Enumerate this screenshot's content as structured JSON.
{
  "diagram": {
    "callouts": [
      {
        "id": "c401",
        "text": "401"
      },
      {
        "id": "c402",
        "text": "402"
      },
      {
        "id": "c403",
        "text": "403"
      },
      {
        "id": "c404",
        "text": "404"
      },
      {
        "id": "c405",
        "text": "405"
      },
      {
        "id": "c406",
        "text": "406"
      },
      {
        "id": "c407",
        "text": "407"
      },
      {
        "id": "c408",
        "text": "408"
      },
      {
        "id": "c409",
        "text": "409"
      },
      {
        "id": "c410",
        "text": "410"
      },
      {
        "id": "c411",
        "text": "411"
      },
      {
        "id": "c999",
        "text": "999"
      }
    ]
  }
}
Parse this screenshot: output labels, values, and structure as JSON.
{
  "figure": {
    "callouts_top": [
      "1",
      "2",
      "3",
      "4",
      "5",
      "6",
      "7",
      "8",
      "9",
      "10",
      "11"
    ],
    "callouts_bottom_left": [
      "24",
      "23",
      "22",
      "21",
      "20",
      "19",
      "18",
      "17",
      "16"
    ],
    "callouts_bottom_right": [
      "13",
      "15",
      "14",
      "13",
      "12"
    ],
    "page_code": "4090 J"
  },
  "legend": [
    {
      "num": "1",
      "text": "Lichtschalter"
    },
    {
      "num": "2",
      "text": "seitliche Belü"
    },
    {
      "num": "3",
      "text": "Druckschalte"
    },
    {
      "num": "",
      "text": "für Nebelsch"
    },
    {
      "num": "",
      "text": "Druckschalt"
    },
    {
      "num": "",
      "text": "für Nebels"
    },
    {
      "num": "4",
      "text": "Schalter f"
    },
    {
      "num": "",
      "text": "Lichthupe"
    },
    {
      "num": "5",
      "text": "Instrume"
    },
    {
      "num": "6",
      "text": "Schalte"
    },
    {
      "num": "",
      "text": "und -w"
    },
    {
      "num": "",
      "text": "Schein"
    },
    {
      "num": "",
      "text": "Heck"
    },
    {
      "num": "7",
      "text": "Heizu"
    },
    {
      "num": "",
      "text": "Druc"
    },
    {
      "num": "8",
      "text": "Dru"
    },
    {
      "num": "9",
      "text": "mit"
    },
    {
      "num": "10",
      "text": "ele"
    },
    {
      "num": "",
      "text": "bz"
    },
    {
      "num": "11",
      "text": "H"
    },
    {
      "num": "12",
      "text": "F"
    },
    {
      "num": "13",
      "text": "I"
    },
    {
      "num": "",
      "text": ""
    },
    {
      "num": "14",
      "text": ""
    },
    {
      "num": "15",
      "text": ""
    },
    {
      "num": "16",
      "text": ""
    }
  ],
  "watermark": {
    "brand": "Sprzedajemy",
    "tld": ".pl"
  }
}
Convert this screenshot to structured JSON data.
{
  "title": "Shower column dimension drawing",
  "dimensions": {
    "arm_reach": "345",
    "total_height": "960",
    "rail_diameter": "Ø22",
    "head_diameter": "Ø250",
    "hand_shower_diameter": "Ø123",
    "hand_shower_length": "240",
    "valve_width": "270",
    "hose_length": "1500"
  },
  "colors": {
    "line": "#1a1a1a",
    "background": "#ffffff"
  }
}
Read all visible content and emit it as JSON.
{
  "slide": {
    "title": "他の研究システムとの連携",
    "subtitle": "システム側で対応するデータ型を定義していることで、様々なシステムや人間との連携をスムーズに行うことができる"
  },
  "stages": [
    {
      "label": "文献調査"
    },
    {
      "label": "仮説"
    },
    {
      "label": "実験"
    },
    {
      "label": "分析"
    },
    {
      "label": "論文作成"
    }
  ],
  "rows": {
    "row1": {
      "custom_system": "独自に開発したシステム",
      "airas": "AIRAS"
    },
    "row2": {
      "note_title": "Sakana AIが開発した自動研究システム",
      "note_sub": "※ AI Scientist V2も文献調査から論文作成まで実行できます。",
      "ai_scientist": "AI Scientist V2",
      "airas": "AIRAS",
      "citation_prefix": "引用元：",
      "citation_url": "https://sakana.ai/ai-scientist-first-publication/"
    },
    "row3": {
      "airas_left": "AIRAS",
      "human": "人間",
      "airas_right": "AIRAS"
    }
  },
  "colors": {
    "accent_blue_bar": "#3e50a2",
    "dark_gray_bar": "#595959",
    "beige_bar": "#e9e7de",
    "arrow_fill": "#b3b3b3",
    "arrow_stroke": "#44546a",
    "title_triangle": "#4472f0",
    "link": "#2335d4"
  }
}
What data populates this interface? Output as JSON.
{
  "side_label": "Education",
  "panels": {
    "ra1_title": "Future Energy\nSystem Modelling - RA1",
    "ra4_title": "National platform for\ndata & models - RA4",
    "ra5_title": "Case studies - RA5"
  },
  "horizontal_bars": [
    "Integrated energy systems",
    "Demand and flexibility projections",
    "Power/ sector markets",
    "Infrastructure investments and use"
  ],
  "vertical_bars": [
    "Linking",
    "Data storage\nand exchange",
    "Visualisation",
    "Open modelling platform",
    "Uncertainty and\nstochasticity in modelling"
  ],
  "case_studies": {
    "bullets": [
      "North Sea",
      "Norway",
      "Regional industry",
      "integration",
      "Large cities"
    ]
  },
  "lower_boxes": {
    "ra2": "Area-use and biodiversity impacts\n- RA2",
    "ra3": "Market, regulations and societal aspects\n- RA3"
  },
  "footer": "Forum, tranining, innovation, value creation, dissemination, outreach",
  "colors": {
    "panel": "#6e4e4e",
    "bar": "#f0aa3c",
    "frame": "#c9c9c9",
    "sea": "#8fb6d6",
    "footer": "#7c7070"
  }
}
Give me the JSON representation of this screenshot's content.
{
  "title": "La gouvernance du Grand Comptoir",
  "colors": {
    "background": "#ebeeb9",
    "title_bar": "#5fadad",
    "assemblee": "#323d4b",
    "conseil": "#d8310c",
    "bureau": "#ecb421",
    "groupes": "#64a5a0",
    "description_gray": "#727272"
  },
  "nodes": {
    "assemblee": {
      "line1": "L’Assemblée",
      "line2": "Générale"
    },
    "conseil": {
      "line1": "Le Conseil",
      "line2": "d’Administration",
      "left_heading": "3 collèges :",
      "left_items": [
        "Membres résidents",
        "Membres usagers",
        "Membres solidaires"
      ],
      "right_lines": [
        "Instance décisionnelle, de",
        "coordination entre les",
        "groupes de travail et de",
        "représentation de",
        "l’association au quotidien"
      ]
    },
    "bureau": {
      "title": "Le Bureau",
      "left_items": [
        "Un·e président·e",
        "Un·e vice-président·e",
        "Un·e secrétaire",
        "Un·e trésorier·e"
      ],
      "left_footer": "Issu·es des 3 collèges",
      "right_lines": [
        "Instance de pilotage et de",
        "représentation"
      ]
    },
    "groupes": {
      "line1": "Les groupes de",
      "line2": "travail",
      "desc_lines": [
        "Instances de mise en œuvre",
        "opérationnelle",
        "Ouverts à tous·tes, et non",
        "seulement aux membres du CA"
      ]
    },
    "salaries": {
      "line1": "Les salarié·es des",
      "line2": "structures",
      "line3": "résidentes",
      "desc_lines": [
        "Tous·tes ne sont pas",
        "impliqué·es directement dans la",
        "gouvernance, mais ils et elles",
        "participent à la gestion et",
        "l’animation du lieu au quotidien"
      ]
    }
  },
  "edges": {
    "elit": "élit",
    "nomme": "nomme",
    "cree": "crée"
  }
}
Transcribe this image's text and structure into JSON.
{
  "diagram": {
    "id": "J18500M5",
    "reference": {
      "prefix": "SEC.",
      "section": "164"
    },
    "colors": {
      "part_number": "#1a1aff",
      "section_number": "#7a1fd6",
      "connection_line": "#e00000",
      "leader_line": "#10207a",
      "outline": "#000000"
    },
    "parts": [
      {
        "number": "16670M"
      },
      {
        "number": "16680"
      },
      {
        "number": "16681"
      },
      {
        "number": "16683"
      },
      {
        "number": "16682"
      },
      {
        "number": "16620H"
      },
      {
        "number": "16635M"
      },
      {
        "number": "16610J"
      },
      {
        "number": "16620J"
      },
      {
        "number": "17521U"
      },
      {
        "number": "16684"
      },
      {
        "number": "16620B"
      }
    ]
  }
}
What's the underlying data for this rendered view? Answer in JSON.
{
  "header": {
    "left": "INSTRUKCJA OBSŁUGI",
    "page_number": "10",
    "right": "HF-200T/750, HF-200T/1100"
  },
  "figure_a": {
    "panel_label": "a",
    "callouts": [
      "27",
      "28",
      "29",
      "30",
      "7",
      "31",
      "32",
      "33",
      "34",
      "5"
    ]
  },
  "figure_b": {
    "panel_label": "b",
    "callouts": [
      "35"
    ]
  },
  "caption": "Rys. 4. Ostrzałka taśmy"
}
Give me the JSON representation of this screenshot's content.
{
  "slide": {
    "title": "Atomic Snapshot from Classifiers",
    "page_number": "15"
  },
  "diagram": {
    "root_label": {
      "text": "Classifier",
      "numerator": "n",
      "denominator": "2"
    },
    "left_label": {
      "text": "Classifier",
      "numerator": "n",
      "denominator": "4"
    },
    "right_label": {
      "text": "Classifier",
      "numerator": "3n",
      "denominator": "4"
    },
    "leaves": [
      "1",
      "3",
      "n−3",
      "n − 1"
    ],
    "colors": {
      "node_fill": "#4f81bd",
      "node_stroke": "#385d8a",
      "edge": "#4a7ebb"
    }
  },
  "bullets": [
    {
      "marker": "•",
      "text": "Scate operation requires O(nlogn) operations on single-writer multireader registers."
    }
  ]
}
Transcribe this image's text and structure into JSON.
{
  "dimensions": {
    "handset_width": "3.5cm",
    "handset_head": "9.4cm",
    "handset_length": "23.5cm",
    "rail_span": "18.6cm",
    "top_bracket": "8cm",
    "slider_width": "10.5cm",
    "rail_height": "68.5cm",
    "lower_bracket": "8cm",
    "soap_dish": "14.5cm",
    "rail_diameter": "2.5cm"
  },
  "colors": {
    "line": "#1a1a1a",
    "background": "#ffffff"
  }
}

Instructions to follow:
Pull out all lines containing the word "représentation" from the entries above.

Result:
        "représentation de",
        "représentation"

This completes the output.